=== DATA SUPPLIED ===

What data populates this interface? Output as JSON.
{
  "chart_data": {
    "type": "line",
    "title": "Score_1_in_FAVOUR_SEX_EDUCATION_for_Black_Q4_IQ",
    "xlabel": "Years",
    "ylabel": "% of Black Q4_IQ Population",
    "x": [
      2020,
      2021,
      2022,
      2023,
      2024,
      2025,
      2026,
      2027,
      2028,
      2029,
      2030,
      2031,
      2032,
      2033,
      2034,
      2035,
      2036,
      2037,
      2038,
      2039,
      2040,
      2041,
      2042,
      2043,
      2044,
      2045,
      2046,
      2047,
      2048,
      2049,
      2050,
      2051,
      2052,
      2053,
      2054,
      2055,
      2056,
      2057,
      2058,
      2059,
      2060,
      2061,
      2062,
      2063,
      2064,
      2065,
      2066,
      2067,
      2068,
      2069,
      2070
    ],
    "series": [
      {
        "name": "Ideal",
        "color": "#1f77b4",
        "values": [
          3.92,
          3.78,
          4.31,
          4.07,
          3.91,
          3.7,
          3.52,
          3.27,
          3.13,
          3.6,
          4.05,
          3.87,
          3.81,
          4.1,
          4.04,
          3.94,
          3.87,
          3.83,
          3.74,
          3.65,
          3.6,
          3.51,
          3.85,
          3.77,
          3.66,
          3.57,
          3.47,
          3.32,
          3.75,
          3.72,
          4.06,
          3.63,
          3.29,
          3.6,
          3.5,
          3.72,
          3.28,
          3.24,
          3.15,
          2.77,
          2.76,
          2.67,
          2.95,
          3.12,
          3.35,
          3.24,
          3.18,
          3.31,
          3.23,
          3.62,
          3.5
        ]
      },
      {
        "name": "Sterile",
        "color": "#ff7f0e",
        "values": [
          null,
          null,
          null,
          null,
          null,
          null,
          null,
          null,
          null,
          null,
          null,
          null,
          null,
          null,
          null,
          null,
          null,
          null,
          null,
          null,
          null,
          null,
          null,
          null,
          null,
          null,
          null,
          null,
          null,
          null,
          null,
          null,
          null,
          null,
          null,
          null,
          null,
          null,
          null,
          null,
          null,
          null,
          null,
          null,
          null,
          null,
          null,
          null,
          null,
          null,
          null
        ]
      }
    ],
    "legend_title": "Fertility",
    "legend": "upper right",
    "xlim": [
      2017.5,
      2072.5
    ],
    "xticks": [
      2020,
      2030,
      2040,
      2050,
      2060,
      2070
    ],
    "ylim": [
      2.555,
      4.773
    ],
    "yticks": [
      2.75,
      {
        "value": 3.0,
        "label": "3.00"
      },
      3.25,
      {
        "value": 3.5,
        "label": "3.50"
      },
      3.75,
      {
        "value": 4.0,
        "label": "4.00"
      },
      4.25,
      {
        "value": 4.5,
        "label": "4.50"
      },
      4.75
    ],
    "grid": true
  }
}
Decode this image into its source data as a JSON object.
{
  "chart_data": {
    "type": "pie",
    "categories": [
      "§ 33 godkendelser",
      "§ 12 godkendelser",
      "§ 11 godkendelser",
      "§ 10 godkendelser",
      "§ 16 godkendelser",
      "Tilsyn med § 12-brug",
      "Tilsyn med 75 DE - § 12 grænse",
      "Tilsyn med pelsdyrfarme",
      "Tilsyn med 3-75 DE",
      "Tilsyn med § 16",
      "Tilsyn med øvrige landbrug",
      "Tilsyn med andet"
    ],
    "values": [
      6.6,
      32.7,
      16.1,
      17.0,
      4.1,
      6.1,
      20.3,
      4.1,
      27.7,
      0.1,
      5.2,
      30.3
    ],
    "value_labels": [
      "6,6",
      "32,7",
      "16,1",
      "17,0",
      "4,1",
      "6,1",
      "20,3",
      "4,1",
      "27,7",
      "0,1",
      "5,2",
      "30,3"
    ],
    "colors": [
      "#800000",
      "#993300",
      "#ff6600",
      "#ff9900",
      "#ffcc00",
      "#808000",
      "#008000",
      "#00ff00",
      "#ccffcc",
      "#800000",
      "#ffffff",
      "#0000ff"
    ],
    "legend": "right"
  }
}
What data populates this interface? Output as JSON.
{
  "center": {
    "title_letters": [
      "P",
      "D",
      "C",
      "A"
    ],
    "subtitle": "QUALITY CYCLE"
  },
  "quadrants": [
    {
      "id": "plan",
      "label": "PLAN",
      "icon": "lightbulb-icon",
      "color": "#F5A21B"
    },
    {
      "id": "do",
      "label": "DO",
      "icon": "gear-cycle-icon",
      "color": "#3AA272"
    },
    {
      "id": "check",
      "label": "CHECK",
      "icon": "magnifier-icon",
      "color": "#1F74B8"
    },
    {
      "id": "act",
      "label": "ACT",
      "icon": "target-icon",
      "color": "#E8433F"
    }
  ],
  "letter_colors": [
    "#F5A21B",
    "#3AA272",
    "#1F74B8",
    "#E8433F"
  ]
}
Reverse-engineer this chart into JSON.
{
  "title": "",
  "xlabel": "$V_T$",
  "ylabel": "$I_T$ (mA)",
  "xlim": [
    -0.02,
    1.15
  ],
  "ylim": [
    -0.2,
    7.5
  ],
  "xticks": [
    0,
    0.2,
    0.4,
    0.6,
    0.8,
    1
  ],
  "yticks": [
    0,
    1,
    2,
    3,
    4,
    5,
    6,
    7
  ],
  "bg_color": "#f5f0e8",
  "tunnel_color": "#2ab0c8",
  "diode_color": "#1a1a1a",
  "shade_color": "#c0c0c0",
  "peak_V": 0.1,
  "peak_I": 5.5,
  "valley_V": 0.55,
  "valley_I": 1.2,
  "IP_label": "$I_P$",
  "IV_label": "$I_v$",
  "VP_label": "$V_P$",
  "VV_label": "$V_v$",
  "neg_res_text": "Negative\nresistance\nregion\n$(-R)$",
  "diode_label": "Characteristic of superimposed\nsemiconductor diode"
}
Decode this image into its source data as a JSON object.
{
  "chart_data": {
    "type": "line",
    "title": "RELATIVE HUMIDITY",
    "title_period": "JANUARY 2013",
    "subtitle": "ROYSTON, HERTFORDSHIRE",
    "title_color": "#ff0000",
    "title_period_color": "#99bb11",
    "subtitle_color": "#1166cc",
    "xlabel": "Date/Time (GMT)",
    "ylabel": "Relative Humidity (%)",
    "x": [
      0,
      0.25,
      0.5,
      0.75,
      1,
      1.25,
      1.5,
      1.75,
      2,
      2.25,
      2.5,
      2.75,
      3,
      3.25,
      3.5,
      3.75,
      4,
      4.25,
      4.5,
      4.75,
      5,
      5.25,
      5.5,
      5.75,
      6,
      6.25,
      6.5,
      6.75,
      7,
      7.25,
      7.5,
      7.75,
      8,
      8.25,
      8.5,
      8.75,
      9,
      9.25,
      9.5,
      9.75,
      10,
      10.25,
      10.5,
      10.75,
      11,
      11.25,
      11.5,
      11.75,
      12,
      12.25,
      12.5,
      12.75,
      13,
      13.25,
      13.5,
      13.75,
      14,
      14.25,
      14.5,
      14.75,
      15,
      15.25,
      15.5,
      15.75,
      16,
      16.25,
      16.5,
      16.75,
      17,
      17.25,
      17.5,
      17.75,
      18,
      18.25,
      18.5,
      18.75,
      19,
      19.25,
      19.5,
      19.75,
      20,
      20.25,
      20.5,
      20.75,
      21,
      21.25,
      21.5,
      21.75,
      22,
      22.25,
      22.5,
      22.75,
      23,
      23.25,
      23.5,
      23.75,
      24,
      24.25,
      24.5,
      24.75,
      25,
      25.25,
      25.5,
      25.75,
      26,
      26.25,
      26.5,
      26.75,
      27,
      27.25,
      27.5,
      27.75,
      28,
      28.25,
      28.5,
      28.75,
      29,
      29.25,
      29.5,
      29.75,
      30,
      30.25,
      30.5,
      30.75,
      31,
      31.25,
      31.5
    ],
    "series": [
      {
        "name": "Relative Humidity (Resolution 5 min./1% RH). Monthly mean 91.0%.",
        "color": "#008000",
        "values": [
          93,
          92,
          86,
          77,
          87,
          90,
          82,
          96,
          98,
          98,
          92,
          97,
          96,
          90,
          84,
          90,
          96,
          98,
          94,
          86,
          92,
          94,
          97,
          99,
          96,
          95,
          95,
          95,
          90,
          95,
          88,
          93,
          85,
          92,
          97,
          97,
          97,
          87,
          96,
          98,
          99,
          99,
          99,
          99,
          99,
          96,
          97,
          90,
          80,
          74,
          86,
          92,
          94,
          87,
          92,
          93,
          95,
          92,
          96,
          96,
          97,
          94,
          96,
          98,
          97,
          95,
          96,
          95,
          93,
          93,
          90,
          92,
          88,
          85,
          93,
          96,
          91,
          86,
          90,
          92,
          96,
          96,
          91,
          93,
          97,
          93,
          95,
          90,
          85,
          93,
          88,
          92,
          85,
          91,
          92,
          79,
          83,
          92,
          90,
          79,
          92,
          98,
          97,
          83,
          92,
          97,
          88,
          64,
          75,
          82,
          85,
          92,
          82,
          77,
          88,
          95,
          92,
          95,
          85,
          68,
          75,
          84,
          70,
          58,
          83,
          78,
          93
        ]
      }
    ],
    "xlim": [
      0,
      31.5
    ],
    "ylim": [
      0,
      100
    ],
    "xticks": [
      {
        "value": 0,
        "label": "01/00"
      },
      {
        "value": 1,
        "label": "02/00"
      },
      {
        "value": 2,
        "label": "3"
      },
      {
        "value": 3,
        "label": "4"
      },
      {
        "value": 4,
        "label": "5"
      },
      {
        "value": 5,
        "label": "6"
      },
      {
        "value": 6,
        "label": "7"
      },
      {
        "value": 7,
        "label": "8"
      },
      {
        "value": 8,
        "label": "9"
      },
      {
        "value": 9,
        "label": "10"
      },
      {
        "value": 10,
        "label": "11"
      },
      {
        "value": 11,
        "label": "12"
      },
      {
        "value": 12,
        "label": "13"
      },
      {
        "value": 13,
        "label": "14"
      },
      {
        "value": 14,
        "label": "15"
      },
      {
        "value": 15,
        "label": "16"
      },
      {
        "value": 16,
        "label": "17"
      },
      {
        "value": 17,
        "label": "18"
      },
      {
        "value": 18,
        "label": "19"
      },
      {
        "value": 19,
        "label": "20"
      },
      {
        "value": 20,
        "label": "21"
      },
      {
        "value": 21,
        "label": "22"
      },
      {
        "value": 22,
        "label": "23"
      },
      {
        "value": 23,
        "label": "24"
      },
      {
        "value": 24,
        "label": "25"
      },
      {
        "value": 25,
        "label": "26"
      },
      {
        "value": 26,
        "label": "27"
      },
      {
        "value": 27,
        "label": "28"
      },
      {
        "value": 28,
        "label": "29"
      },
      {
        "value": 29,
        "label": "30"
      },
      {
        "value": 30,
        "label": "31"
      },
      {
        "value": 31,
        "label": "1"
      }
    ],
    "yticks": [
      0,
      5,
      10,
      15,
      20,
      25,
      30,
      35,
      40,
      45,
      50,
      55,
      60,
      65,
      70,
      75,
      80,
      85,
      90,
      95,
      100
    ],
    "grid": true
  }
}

===

In the material above, find each line that contains the word "godkendelser", and select it.

:: OUTPUT OF THE TASK ::
      "§ 33 godkendelser",
      "§ 12 godkendelser",
      "§ 11 godkendelser",
      "§ 10 godkendelser",
      "§ 16 godkendelser",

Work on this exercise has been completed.